* Start *

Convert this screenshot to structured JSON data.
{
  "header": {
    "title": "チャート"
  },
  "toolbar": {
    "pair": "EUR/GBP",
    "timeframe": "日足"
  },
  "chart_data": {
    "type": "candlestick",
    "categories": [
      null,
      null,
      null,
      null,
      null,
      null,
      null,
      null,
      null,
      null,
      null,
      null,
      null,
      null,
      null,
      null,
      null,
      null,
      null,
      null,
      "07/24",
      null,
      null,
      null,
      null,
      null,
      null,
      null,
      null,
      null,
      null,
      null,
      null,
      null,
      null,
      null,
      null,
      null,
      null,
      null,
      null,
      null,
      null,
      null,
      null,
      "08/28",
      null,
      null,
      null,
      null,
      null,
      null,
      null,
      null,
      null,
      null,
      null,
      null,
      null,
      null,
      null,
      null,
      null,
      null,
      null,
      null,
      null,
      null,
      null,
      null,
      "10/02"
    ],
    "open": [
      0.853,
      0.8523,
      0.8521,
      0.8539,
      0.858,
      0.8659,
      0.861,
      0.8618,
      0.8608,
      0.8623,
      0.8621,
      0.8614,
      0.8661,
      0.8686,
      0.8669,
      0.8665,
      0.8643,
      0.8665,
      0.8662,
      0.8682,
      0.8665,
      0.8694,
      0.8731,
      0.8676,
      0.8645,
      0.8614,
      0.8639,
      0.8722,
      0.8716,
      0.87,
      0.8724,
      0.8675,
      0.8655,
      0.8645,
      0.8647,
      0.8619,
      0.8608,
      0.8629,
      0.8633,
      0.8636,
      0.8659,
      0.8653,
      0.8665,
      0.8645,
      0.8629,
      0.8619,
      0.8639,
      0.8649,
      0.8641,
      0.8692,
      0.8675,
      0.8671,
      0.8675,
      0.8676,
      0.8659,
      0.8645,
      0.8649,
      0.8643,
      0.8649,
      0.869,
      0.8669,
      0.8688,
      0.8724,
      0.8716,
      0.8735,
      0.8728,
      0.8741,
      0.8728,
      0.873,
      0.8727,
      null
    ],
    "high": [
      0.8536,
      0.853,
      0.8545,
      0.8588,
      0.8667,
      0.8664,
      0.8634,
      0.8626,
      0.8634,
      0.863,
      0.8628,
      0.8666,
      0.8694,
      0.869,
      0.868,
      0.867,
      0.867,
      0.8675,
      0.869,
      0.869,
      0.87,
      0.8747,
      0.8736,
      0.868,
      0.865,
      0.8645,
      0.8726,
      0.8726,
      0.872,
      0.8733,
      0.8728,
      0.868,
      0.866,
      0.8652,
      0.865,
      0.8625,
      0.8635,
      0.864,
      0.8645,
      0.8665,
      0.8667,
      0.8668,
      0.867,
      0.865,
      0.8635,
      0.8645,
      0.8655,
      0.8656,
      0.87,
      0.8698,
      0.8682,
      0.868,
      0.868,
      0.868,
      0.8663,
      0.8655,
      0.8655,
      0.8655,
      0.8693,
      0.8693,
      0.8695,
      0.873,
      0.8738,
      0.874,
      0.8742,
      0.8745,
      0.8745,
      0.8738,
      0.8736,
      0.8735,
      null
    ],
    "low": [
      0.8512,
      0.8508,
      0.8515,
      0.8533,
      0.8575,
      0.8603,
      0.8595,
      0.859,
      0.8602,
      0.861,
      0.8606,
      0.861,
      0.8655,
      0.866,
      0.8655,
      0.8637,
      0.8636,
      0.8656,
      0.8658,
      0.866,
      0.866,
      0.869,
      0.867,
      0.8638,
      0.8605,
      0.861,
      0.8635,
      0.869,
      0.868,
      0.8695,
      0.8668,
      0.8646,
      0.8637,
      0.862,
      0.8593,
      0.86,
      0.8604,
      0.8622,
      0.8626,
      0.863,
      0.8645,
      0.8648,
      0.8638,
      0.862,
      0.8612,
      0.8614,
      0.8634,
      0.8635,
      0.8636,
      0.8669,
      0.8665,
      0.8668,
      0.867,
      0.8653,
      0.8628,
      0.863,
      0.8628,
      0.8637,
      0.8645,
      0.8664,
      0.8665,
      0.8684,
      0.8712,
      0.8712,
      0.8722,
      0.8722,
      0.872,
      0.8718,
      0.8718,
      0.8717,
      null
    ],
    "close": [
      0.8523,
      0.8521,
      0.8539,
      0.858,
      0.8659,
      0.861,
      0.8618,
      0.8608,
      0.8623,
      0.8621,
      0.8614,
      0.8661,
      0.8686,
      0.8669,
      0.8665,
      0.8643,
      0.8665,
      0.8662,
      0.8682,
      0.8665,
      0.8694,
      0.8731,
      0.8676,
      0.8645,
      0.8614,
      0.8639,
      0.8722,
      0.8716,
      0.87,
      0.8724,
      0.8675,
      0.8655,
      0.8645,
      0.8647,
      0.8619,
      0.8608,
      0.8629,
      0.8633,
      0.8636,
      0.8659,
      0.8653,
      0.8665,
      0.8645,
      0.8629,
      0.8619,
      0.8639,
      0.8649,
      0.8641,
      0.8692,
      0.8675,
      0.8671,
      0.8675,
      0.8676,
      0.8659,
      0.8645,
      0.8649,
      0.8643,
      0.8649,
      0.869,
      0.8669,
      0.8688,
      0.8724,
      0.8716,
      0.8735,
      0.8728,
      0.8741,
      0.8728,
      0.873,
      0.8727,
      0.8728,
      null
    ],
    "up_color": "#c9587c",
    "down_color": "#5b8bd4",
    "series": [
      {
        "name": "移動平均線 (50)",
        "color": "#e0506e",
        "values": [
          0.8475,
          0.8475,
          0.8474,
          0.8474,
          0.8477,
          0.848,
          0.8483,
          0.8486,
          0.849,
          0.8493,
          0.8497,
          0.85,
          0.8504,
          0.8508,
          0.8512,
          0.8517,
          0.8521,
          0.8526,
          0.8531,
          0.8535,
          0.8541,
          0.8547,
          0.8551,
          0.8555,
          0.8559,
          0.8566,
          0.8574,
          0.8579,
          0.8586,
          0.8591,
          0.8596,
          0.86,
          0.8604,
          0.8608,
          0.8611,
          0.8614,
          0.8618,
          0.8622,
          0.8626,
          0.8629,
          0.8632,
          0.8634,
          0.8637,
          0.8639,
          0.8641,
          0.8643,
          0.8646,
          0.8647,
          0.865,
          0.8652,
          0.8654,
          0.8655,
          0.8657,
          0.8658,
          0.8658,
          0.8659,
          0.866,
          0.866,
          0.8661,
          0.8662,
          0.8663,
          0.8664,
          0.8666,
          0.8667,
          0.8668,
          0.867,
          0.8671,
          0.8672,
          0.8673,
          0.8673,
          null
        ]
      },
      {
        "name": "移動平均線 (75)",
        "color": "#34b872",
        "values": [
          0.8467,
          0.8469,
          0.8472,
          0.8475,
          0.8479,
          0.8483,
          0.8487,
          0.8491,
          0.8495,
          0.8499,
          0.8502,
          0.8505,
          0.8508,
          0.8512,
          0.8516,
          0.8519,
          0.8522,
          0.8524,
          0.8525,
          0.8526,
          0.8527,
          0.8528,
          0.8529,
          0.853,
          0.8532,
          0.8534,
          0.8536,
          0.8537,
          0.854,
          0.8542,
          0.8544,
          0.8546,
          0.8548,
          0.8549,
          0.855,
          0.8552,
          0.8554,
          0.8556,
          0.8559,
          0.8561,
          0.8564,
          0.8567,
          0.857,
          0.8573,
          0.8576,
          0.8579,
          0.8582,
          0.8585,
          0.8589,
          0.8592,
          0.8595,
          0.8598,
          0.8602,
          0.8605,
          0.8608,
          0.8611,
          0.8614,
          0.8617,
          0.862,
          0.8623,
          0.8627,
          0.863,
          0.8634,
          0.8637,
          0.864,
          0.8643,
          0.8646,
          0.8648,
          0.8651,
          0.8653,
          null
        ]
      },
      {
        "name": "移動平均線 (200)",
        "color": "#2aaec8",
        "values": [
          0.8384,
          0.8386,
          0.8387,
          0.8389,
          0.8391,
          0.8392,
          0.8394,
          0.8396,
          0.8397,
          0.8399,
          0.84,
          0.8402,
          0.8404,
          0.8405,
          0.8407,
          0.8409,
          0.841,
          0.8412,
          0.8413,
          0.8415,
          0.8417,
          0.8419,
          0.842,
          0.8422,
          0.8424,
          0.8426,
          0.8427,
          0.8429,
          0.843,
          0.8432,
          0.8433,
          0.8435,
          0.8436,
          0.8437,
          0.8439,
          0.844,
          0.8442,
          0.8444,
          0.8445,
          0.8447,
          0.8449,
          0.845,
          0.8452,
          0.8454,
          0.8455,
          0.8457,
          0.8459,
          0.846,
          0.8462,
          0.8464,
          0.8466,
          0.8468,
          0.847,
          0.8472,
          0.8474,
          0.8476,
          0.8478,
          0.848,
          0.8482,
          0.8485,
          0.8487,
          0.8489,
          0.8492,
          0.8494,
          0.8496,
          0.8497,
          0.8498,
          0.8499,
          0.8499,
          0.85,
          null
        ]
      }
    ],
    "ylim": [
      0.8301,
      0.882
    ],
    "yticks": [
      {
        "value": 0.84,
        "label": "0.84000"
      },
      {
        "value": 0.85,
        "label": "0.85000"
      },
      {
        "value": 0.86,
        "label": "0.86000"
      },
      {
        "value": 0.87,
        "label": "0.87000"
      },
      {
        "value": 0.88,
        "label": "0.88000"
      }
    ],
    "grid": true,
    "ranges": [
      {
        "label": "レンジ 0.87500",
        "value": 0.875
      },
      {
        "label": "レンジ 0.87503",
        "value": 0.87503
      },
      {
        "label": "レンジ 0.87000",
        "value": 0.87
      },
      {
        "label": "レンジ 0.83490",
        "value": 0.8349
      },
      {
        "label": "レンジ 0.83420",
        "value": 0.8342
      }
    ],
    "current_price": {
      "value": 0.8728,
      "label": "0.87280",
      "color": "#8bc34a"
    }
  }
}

* End *

## Stated goal
List every line above containing the word "name".

## Written answer
        "name": "移動平均線 (50)",
        "name": "移動平均線 (75)",
        "name": "移動平均線 (200)",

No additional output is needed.